Selected extract:
-- begin --

While currently available systems have been able to achieve some degree of control over the combustion in a burner, there is a need for a fast response time monitoring and control system that is durable, and yet requires minimal modification of the burner assembly and the operating parameters of the burner in order to avoid the previously described problems.

Flame Ionization

Volumes of literature describe investigations of electrical conductivity through gases. The electrical properties of flames and the mechanisms for the formation of ions in flames have been studied extensively. The flame ionization detector (FID) commonly used in gas chromatography uses the electrical properties of flames to determine very low concentration of hydrocarbons. Many investigations using hydrocarbon flames suggest that a large portion of the ionization result from “chemical ionization” in the flame front. Consequently, the reaction most often cited for providing the FID response results from the chemical ionization of CHO*:
CH+O→CHO*→CHO+e−

Although the mechanism for providing the response is still debated, the FID is considered a carbon counting device. The FID response is proportional to the number of carbon atoms or the concentration of hydrocarbons in the sample. Cheng et al., The Fast-Response Flame Ionization Detector, Prog. Energy Combustion Science, vol. 24, 1998, pp. 89-124, described the equation for the current measured in the FID as
i=r[C nHm ]Q,

where r is the charge per mole of hydrocarbon, [CnHm] is the molar concentration of the hydrocarbons, and Q is the volumetric flow rate. The linearity of the FID measurements depends on the consistency of charge collection. This is accomplished mainly by providing consistent inlet bulk flow velocity, providing a constant electric field across the flame, and using a hydrogen flame to ignite the inlet sample and maintain a consistent flame anchor.

Other investgations have shown the feasibility of using flame ionization of monitoring and control of internal combustion (IC) engines. Eriksson et al., Ionization Current Interpretation for Ignition Control in Internal Combustion Engines, L. Eriksson, and L. Nielsen, Control Engineering Practice, Vol. 5 (8), 1997, pp. 1107-1113, demonstrated the feasibility of using in cylinder ionization-current measurements to control IC engine spark advance. Watterfall et al., “Visualizing Combustion Using Electrical Impedance Tomography, Chemical Engineering Science, vol. 52, Issue 13, Jul. 1997, pp. 2129-2138, demonstrated using impedance tomography to visualize combustion in an IC engine. The results of Waterfall show a linear variation of capacitance with the operating air-to-fuel ratio. The main similarity is the use of a direct-current (DC) electric field to yield a current measurement that relates to the flame parameters.

-- end --

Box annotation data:
-- begin --

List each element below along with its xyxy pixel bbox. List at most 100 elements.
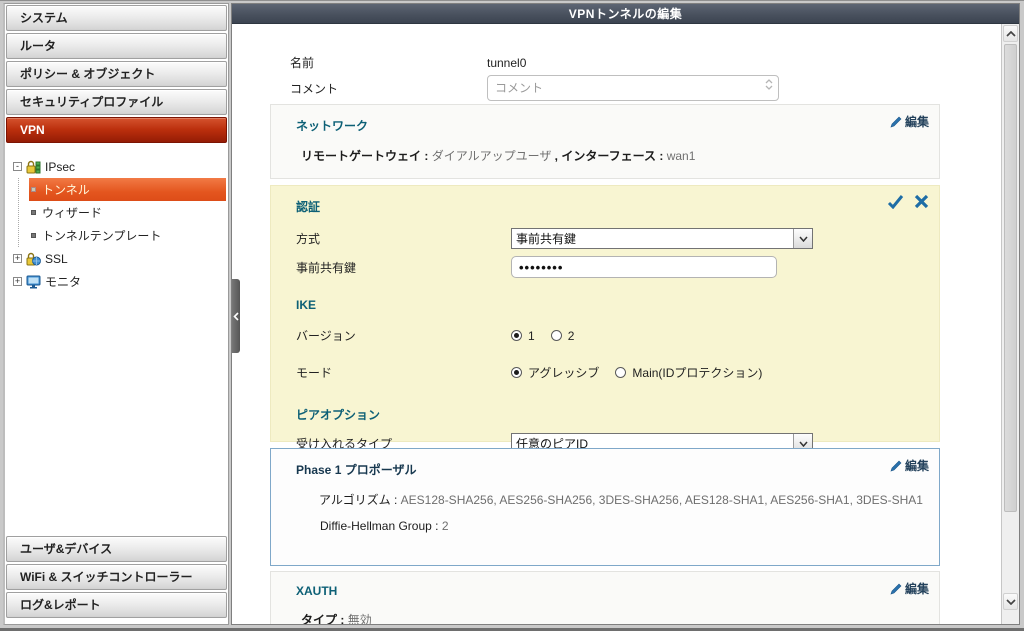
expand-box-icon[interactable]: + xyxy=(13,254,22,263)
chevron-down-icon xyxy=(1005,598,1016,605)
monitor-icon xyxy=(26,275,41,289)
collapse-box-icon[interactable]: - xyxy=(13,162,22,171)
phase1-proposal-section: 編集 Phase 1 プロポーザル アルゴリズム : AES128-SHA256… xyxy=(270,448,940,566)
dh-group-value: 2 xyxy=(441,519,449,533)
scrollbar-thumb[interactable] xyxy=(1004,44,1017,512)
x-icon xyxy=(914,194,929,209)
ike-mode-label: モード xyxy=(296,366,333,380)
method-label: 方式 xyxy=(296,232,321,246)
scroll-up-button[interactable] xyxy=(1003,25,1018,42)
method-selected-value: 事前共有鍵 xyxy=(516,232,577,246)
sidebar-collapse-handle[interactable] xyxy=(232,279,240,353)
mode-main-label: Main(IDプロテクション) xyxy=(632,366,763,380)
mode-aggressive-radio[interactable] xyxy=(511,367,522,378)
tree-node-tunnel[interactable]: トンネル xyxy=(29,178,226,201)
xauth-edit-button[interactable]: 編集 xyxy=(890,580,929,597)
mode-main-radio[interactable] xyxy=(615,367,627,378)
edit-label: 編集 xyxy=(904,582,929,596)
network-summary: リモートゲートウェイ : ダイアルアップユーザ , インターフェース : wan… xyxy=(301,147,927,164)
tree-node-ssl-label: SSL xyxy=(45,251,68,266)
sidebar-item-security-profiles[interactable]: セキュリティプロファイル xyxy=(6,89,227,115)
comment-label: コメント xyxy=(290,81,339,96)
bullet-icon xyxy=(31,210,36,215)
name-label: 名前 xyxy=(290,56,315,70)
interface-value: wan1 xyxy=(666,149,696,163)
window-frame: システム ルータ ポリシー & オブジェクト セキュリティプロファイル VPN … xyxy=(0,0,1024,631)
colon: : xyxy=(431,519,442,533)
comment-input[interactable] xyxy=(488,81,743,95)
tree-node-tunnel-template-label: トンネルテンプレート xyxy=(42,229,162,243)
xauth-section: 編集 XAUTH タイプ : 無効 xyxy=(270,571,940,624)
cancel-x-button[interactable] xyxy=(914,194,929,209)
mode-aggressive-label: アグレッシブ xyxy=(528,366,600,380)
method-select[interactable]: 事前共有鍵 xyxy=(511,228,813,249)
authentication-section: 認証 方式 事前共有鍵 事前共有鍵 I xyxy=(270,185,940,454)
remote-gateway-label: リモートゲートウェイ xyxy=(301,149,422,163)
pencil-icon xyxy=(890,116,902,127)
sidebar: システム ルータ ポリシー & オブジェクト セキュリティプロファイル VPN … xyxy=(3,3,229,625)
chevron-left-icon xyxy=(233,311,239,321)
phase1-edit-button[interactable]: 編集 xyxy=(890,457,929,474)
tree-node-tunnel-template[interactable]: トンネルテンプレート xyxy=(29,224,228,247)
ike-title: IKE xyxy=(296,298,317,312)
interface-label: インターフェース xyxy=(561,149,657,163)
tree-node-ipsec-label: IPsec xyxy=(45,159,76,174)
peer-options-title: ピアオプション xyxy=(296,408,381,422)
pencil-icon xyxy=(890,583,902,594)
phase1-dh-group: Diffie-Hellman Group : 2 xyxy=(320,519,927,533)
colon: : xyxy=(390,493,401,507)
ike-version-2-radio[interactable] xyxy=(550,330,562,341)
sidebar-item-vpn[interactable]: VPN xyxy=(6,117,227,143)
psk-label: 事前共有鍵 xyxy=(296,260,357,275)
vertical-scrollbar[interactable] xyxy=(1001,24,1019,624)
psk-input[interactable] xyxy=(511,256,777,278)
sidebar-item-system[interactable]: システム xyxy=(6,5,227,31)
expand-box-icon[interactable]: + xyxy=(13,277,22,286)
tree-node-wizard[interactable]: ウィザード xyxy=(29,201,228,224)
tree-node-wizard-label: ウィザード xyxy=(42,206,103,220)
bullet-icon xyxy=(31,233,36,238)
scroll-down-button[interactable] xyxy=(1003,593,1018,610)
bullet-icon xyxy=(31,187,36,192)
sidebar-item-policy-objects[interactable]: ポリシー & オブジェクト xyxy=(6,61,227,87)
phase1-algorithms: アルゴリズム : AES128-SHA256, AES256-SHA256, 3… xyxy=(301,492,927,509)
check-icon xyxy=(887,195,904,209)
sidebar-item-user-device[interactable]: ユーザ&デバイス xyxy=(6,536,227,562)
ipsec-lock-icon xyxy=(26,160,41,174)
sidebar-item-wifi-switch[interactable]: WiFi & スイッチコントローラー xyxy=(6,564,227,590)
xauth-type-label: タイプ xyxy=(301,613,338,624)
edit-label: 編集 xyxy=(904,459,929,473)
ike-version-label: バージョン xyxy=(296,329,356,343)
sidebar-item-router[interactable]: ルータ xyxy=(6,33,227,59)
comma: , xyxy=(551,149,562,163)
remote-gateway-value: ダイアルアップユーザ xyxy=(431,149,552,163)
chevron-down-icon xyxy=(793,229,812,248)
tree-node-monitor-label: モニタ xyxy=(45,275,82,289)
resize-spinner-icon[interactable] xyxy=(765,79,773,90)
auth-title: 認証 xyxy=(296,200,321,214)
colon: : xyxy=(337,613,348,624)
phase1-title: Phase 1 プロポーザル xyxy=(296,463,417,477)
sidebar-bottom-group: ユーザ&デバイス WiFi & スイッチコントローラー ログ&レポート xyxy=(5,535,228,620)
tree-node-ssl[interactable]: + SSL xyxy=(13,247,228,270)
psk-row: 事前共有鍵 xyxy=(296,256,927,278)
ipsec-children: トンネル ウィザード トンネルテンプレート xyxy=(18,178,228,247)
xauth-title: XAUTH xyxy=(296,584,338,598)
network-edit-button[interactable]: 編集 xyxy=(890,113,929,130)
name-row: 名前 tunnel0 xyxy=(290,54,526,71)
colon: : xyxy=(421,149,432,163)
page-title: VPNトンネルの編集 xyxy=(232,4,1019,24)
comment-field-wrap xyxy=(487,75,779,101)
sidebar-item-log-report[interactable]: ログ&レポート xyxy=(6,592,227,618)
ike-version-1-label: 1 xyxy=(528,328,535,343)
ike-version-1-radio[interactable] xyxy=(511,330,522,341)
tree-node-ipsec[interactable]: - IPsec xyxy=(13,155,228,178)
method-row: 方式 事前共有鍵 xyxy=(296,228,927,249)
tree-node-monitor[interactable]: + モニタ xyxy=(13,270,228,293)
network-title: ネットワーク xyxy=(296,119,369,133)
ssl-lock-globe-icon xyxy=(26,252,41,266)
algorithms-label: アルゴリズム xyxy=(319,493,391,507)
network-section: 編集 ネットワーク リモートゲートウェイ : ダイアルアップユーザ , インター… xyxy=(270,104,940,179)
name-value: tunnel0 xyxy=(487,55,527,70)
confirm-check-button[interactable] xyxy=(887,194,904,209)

-- end --

Problem to work on:
Continue the passage on flame ionization for combustion monitoring, starting after its final sentence. The entries are separate material and have no connection to the passage on flame ionization.

Task response:
Safety of operation is an essential characteristic expected from all industrial combustion systems. Automated control of the presence of the flame in the combustion can be used to stop the flow of oxidant when the fuel flow is suddenly interrupted.

SUMMARY OF THE INVENTION

It is an object of the present invention to provide a combustion detector for a lean premix combustion system, such that the detector can be readily incorporated into the burner assembly with minimal modification of the burner itself.

These and other objects of the invention, which will becomne apparent from the following description, have been achieved by a novel apparatus for the monitoring of the combustion process within a combustion system. The apparatus comprises; a combustion system, a means for supplying fuel and an oxidizer, a device for igniting the fuel and oxidizer in order to initiate combustion, and a sensor for determining the current conducted by the products of combustion. The combustion system comprises a fuel nozzle and an outer shell attached to the combustion nozzle. The outer shell defines a combustion chamber. Preferably the nozzle is a lean premix fuel nozzle (LPN).

Fuel and an oxidizer are provided to the fuel nozzle at separate rates. The fuel and oxidizer are ignited thereby initiating the combustion process, which produces a flame. One of the products of the combustion process is hydrocarbon ions;

A sensor is positioned within the combustion system. The sensor includes a first electrode and a second electrode in spaced-apart relationship to one another. This spaced-apart relationship forms a gap between the first and second electrode. At least a portion of the combustion process or flame is between the first and second electrodes. A voltage is applied between the first and second electrodes and the magnitude of resulting current between the first and second electrodes is determined. The device for the measurement of current may be used to determine a change in the magnitude of the current. When the change in the current is several orders of magnitude, such as a relative reduction from 100 to 1, this may indicate the flame has gone out or that the combustion process has stopped. This can be used to determine the presence of a flame within the combustion system.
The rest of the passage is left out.